What to work on -
Gather each line in the entries that includes the string "JSON".

Records shown -
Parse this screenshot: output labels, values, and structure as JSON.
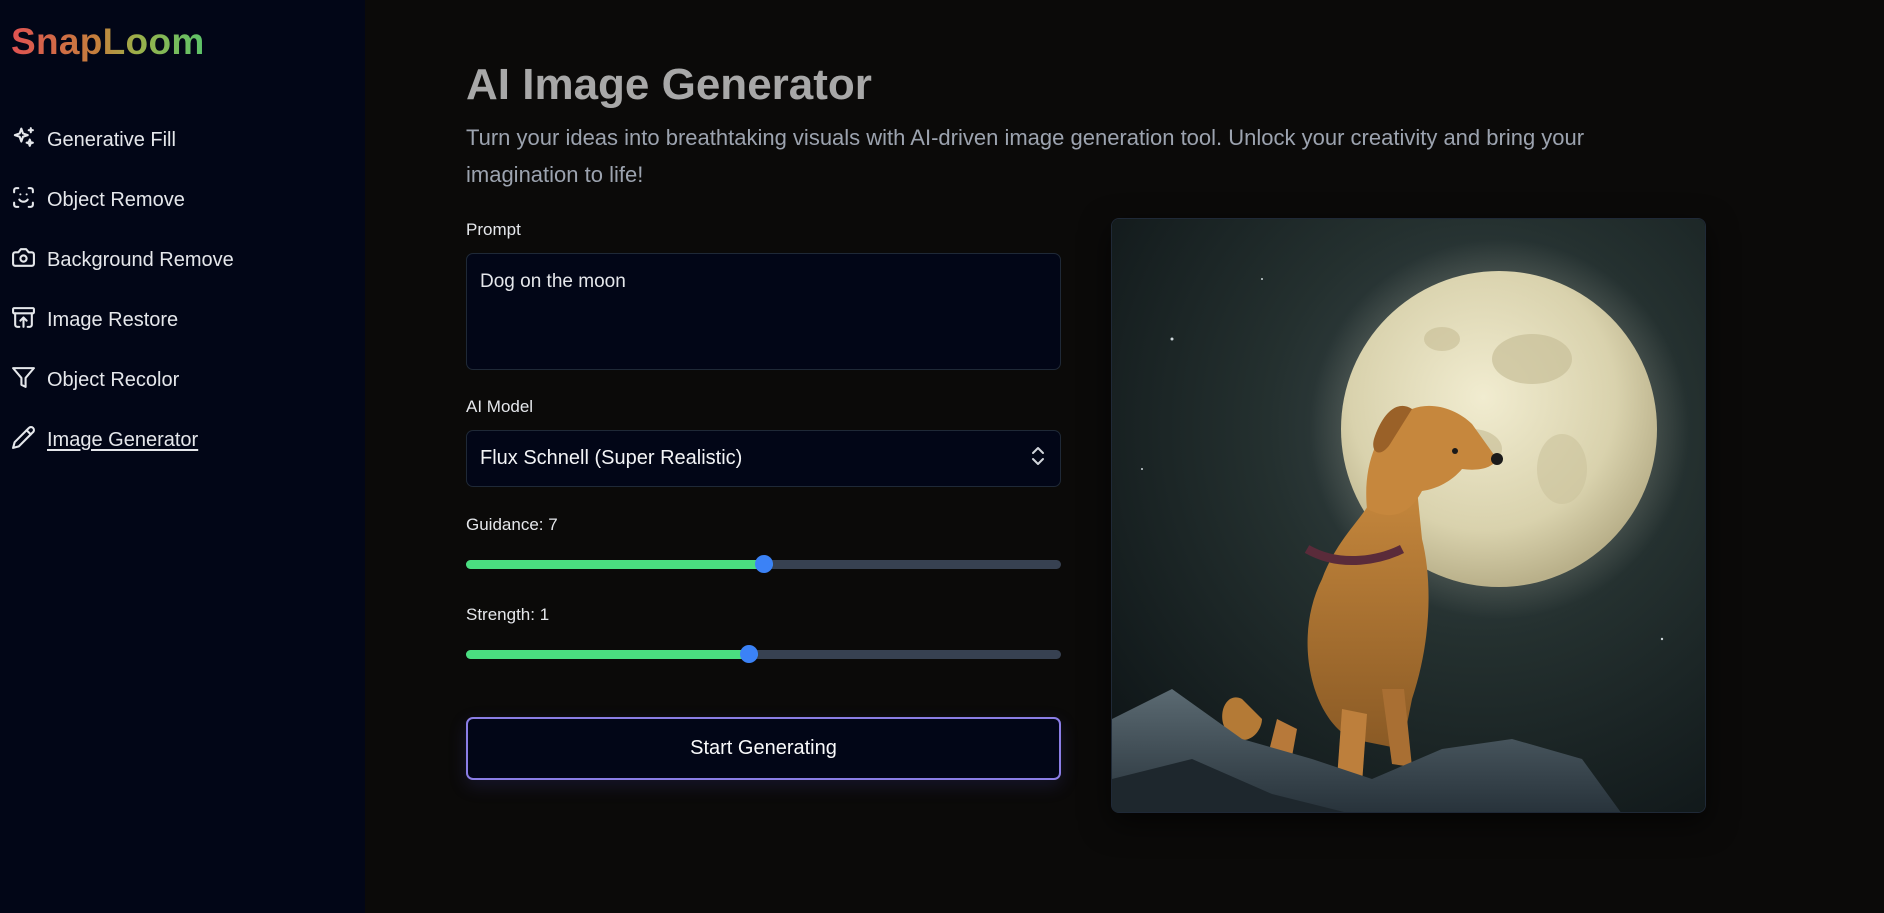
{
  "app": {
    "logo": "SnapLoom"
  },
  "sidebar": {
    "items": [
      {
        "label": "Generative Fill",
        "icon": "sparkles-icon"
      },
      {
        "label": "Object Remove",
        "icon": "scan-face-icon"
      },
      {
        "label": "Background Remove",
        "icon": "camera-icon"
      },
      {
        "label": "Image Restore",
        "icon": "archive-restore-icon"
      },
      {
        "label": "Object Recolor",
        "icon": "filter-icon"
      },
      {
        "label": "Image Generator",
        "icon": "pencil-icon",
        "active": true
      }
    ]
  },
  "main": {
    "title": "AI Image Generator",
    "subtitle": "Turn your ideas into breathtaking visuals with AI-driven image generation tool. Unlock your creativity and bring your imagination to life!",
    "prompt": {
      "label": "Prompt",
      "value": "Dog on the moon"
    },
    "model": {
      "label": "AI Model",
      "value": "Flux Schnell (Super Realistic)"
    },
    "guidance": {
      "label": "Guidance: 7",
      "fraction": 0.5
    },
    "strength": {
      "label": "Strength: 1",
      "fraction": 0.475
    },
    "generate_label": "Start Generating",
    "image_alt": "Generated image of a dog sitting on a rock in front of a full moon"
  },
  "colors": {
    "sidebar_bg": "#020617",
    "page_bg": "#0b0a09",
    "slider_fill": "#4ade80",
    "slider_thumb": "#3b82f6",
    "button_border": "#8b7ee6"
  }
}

* * *

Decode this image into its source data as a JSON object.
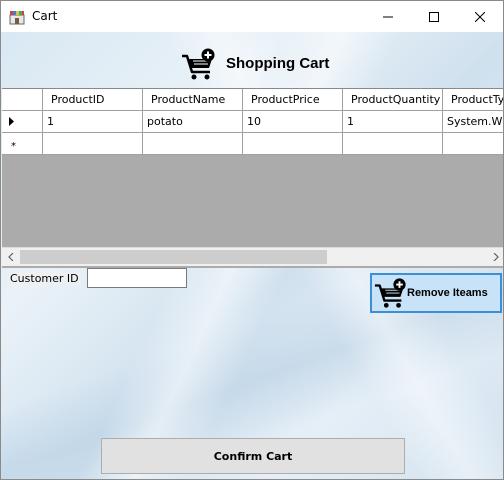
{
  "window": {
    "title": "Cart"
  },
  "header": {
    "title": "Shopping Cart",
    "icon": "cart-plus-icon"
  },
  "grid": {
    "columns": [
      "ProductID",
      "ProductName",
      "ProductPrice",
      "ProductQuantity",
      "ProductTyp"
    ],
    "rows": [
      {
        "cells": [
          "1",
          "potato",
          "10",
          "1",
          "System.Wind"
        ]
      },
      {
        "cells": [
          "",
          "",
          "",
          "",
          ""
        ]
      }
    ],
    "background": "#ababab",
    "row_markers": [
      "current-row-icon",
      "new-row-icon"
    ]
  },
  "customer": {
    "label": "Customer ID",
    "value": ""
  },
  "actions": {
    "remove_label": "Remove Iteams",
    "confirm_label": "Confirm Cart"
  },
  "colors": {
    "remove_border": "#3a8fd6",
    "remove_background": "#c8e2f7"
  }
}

Solution -
Parse this screenshot: output labels, values, and structure as JSON.
Decode this image into its source data as a JSON object.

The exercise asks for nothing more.